"""
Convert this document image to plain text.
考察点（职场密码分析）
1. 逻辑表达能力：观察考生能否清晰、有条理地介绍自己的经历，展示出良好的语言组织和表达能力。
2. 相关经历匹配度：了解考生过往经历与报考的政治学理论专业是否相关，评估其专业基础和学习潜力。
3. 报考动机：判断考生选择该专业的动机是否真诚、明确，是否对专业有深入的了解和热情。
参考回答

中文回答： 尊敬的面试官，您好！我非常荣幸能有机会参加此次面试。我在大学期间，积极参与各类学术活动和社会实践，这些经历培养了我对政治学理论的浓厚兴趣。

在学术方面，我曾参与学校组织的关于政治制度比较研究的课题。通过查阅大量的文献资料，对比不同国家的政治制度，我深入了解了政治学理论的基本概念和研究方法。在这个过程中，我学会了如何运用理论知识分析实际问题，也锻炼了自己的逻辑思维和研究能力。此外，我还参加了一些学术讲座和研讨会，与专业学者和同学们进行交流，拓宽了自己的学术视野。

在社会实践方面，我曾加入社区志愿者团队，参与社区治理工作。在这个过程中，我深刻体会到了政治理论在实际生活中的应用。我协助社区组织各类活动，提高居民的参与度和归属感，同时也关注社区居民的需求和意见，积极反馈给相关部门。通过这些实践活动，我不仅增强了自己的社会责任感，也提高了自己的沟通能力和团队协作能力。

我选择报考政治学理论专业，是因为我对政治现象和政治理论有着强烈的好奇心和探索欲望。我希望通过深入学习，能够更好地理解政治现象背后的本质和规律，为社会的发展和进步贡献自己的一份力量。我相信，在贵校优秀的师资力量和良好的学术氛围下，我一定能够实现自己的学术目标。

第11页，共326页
"""
• **EXERCISE DIRECTIONS**: Take the entries and copy them out exactly.

• **COMPLETED TASK**:
Convert this document image to plain text.
考察点（职场密码分析）
1. 逻辑表达能力：观察考生能否清晰、有条理地介绍自己的经历，展示出良好的语言组织和表达能力。
2. 相关经历匹配度：了解考生过往经历与报考的政治学理论专业是否相关，评估其专业基础和学习潜力。
3. 报考动机：判断考生选择该专业的动机是否真诚、明确，是否对专业有深入的了解和热情。
参考回答

中文回答： 尊敬的面试官，您好！我非常荣幸能有机会参加此次面试。我在大学期间，积极参与各类学术活动和社会实践，这些经历培养了我对政治学理论的浓厚兴趣。

在学术方面，我曾参与学校组织的关于政治制度比较研究的课题。通过查阅大量的文献资料，对比不同国家的政治制度，我深入了解了政治学理论的基本概念和研究方法。在这个过程中，我学会了如何运用理论知识分析实际问题，也锻炼了自己的逻辑思维和研究能力。此外，我还参加了一些学术讲座和研讨会，与专业学者和同学们进行交流，拓宽了自己的学术视野。

在社会实践方面，我曾加入社区志愿者团队，参与社区治理工作。在这个过程中，我深刻体会到了政治理论在实际生活中的应用。我协助社区组织各类活动，提高居民的参与度和归属感，同时也关注社区居民的需求和意见，积极反馈给相关部门。通过这些实践活动，我不仅增强了自己的社会责任感，也提高了自己的沟通能力和团队协作能力。

我选择报考政治学理论专业，是因为我对政治现象和政治理论有着强烈的好奇心和探索欲望。我希望通过深入学习，能够更好地理解政治现象背后的本质和规律，为社会的发展和进步贡献自己的一份力量。我相信，在贵校优秀的师资力量和良好的学术氛围下，我一定能够实现自己的学术目标。

第11页，共326页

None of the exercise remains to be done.